>> start STORED DATA
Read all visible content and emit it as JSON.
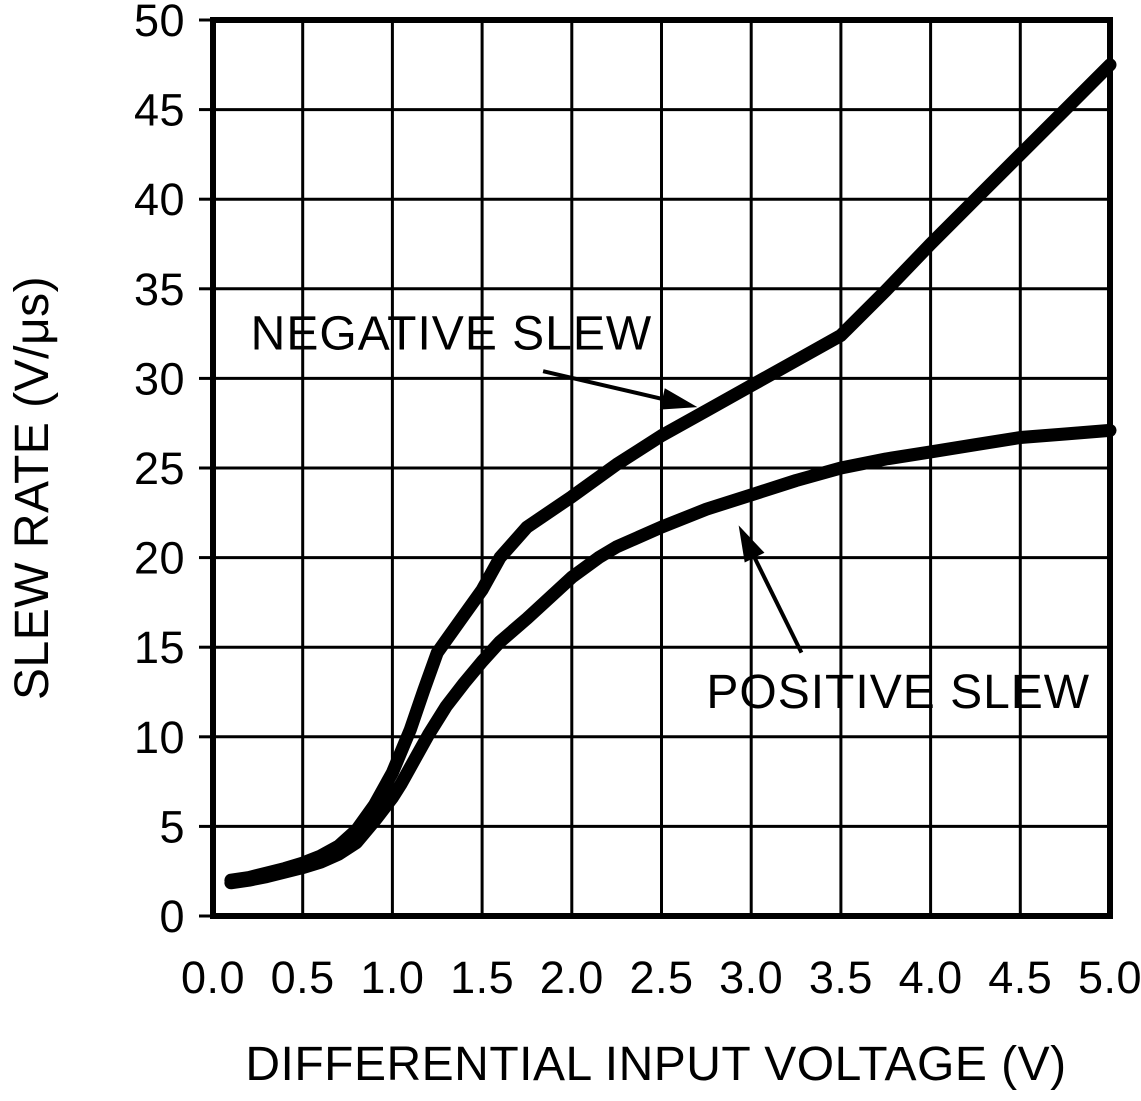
{
  "figure": {
    "background": "#ffffff",
    "ink": "#000000"
  },
  "chart_data": {
    "type": "line",
    "title": "",
    "xlabel": "DIFFERENTIAL INPUT VOLTAGE (V)",
    "ylabel": "SLEW RATE (V/μs)",
    "xlim": [
      0,
      5
    ],
    "ylim": [
      0,
      50
    ],
    "xtick_labels": [
      "0.0",
      "0.5",
      "1.0",
      "1.5",
      "2.0",
      "2.5",
      "3.0",
      "3.5",
      "4.0",
      "4.5",
      "5.0"
    ],
    "ytick_labels": [
      "0",
      "5",
      "10",
      "15",
      "20",
      "25",
      "30",
      "35",
      "40",
      "45",
      "50"
    ],
    "grid": "major grid on, every 0.5 V horizontally and 5 V/μs vertically",
    "legend_position": "inline labels with arrows",
    "series": [
      {
        "name": "NEGATIVE SLEW",
        "points": [
          [
            0.1,
            2.0
          ],
          [
            0.2,
            2.15
          ],
          [
            0.3,
            2.4
          ],
          [
            0.4,
            2.65
          ],
          [
            0.5,
            2.95
          ],
          [
            0.6,
            3.35
          ],
          [
            0.7,
            3.9
          ],
          [
            0.8,
            4.8
          ],
          [
            0.9,
            6.2
          ],
          [
            1.0,
            8.0
          ],
          [
            1.1,
            10.4
          ],
          [
            1.175,
            12.6
          ],
          [
            1.25,
            14.7
          ],
          [
            1.4,
            16.8
          ],
          [
            1.5,
            18.2
          ],
          [
            1.6,
            20.0
          ],
          [
            1.75,
            21.7
          ],
          [
            2.0,
            23.4
          ],
          [
            2.25,
            25.2
          ],
          [
            2.5,
            26.8
          ],
          [
            2.75,
            28.2
          ],
          [
            3.0,
            29.6
          ],
          [
            3.25,
            31.0
          ],
          [
            3.5,
            32.4
          ],
          [
            3.75,
            34.9
          ],
          [
            4.0,
            37.5
          ],
          [
            4.25,
            40.0
          ],
          [
            4.5,
            42.5
          ],
          [
            4.75,
            45.0
          ],
          [
            5.0,
            47.5
          ]
        ]
      },
      {
        "name": "POSITIVE SLEW",
        "points": [
          [
            0.1,
            1.85
          ],
          [
            0.2,
            2.0
          ],
          [
            0.3,
            2.2
          ],
          [
            0.4,
            2.45
          ],
          [
            0.5,
            2.7
          ],
          [
            0.6,
            3.0
          ],
          [
            0.7,
            3.45
          ],
          [
            0.8,
            4.1
          ],
          [
            0.9,
            5.3
          ],
          [
            1.0,
            6.6
          ],
          [
            1.05,
            7.4
          ],
          [
            1.1,
            8.3
          ],
          [
            1.2,
            10.1
          ],
          [
            1.3,
            11.7
          ],
          [
            1.4,
            13.0
          ],
          [
            1.5,
            14.2
          ],
          [
            1.6,
            15.3
          ],
          [
            1.75,
            16.6
          ],
          [
            2.0,
            18.9
          ],
          [
            2.15,
            20.0
          ],
          [
            2.25,
            20.6
          ],
          [
            2.5,
            21.7
          ],
          [
            2.75,
            22.7
          ],
          [
            3.0,
            23.5
          ],
          [
            3.25,
            24.3
          ],
          [
            3.5,
            25.0
          ],
          [
            3.75,
            25.5
          ],
          [
            4.0,
            25.9
          ],
          [
            4.25,
            26.3
          ],
          [
            4.5,
            26.7
          ],
          [
            4.75,
            26.9
          ],
          [
            5.0,
            27.1
          ]
        ]
      }
    ],
    "annotations": [
      {
        "label": "NEGATIVE SLEW",
        "label_anchor_data": [
          0.21,
          31.6
        ],
        "arrow_from_data": [
          1.84,
          30.4
        ],
        "arrow_to_data": [
          2.7,
          28.4
        ]
      },
      {
        "label": "POSITIVE SLEW",
        "label_anchor_data": [
          2.75,
          11.6
        ],
        "arrow_from_data": [
          3.28,
          14.7
        ],
        "arrow_to_data": [
          2.93,
          21.8
        ]
      }
    ]
  }
}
>> end STORED DATA
▶ INSTRUCTIONS TO FOLLOW
From the entries above, copy each line holding "POSITIVE".

▶ ANSWER TO THIS PROBLEM
        "name": "POSITIVE SLEW",
        "label": "POSITIVE SLEW",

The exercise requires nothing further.